** Begin TASK INPUT **
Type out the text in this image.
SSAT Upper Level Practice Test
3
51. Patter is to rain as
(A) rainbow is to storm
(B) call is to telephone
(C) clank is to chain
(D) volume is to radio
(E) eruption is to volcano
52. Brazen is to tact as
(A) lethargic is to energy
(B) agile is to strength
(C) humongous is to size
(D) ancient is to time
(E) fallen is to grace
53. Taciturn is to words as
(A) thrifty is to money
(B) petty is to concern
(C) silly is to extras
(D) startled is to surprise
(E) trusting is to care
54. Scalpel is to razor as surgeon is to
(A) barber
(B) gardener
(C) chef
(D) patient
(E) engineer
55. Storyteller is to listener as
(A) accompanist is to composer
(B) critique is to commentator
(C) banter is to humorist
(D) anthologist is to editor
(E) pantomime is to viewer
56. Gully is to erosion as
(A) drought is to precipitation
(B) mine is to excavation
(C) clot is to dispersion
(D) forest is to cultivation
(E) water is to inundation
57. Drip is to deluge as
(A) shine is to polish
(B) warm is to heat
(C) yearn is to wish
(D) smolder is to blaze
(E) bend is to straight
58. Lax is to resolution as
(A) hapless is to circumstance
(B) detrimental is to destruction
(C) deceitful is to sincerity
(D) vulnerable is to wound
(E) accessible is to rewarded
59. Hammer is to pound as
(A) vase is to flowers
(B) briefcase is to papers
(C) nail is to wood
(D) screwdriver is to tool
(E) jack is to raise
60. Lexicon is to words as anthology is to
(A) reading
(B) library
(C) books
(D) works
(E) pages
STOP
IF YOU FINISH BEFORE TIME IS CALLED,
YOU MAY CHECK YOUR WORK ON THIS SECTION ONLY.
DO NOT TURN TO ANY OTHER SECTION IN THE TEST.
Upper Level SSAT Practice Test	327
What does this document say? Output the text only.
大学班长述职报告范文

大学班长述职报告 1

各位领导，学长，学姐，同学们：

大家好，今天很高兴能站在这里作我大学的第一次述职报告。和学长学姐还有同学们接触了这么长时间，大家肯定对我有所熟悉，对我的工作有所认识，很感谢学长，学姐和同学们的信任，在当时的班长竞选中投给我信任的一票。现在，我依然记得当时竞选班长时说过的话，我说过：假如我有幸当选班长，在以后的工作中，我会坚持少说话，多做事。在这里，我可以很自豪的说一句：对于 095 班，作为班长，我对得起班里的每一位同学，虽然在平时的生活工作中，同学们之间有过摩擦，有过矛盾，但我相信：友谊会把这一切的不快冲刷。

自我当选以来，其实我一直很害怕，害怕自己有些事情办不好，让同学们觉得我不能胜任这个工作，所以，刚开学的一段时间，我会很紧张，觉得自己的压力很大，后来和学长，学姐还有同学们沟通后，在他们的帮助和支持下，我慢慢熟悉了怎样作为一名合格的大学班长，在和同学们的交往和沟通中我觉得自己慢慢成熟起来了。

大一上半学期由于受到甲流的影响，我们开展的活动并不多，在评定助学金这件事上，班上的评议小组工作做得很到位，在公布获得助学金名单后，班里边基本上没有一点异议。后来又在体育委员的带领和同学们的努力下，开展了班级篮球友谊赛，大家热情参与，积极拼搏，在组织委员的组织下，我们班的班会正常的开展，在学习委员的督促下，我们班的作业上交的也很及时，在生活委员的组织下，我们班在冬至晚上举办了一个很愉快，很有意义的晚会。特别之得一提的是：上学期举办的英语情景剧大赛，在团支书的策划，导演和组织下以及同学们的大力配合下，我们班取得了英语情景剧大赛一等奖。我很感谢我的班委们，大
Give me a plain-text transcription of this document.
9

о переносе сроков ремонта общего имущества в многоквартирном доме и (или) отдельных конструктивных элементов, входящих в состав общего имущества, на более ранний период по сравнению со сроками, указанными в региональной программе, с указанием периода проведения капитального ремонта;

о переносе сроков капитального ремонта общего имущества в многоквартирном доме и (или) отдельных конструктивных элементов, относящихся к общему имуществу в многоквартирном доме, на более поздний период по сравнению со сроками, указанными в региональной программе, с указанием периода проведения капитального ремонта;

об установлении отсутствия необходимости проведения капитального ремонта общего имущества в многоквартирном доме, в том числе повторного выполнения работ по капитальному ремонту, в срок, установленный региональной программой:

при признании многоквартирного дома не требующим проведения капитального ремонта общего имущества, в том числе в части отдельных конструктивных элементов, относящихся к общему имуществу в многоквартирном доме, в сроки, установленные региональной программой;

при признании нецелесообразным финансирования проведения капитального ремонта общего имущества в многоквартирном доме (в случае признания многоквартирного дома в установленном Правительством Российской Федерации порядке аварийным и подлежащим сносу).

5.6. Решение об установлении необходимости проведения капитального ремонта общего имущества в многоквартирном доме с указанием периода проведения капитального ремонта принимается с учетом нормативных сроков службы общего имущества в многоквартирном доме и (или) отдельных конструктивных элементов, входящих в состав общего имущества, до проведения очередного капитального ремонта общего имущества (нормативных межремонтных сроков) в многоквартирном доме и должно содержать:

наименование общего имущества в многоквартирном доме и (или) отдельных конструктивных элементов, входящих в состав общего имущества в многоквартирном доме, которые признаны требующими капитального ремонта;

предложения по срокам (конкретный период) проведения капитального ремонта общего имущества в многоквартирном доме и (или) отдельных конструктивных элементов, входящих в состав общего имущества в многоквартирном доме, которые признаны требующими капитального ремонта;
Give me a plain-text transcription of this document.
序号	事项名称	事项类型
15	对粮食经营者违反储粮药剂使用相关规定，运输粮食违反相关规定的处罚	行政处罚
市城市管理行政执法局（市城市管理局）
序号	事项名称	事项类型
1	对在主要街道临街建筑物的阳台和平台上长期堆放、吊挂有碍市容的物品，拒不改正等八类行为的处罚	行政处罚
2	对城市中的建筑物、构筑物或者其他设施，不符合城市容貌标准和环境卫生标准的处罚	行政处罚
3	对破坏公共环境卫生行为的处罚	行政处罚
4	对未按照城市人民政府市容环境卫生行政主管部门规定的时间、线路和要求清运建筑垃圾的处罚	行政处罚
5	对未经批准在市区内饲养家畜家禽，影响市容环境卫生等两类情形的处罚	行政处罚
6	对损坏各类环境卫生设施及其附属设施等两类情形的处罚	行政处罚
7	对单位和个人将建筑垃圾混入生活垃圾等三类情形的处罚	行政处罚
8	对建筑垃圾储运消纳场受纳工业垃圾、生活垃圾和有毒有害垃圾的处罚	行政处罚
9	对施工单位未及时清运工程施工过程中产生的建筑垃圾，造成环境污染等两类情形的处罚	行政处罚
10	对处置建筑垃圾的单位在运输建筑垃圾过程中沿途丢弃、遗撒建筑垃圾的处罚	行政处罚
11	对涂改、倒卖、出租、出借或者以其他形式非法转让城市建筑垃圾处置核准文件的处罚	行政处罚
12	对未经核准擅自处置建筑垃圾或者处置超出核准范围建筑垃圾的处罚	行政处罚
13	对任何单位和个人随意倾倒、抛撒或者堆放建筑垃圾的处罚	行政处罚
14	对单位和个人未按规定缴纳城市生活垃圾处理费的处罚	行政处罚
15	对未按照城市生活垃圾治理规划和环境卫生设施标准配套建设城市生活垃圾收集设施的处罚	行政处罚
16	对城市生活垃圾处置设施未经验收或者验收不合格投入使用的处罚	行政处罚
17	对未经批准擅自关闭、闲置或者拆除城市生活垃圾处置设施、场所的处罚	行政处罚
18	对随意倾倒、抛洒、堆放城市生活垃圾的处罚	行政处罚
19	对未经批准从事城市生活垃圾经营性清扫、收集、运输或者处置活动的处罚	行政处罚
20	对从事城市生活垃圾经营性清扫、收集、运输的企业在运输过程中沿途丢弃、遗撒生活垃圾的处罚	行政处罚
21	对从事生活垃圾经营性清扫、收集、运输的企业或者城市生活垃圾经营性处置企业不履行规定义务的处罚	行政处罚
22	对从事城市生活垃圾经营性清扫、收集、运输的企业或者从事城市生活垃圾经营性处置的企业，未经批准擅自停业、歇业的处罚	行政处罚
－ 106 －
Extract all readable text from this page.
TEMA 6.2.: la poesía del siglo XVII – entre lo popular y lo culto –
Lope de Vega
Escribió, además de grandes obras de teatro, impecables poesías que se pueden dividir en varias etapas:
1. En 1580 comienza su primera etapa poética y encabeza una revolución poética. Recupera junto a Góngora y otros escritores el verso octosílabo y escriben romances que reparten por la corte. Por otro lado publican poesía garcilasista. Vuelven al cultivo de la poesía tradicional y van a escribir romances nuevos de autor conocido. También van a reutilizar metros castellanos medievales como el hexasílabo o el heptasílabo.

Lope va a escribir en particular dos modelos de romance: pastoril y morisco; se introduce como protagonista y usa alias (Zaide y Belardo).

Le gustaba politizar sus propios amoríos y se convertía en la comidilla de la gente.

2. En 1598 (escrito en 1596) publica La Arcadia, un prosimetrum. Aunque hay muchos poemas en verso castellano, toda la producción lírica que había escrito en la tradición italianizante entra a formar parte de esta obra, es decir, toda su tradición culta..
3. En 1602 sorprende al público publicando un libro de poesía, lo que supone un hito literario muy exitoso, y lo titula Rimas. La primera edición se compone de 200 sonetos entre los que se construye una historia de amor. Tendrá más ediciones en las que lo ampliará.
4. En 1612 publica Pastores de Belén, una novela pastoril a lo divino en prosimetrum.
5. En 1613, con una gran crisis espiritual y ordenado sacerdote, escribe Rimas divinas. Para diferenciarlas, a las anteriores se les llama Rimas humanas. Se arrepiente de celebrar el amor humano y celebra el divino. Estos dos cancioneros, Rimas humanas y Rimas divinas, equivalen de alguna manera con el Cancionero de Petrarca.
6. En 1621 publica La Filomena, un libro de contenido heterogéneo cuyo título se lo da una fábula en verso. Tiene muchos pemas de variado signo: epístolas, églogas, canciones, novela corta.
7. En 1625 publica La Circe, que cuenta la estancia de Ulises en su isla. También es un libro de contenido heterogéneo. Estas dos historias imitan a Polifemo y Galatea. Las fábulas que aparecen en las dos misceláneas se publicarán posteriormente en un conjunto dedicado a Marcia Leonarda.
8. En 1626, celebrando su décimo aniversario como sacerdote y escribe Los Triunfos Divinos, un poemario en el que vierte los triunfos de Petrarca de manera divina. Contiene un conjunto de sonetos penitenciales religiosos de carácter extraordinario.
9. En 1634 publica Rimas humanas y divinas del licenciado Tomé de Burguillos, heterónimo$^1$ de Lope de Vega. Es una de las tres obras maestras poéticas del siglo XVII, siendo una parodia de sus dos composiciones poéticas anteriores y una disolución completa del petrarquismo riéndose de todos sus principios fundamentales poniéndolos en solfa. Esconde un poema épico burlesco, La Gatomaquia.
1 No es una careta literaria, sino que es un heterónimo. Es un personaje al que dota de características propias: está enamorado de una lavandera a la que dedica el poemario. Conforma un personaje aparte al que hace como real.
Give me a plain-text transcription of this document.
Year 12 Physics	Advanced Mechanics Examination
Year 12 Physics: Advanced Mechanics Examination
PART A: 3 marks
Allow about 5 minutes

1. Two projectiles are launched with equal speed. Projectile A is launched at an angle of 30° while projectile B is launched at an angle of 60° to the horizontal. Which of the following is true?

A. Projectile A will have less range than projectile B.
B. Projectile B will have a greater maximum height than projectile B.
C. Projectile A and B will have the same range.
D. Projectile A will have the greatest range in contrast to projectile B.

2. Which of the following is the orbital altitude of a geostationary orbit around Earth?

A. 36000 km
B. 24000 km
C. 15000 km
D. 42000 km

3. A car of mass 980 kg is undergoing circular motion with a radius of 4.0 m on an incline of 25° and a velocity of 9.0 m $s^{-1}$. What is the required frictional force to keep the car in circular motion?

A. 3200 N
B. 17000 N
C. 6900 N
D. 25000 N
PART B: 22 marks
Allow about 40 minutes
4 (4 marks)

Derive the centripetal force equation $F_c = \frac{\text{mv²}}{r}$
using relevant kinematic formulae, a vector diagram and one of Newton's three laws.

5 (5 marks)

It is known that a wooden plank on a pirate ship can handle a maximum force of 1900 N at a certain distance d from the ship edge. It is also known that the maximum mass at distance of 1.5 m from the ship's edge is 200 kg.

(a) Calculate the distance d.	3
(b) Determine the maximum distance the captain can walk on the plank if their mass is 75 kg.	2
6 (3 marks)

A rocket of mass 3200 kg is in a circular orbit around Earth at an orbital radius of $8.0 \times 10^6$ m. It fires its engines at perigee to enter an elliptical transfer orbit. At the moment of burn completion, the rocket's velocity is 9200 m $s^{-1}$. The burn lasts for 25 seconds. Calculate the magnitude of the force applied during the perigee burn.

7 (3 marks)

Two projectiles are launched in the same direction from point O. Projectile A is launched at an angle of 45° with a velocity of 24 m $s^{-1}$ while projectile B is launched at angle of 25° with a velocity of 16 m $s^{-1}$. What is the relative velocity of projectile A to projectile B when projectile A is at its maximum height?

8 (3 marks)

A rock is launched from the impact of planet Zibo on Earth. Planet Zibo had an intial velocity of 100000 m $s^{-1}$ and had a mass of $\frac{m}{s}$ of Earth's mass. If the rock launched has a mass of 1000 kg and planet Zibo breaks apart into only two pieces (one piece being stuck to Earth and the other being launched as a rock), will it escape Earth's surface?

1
** End TASK INPUT **
**TASK REQUIREMENTS**:
Count the lines above that contain the word "maximum", and reply with only that number.

**CORRECT RESULT**:
4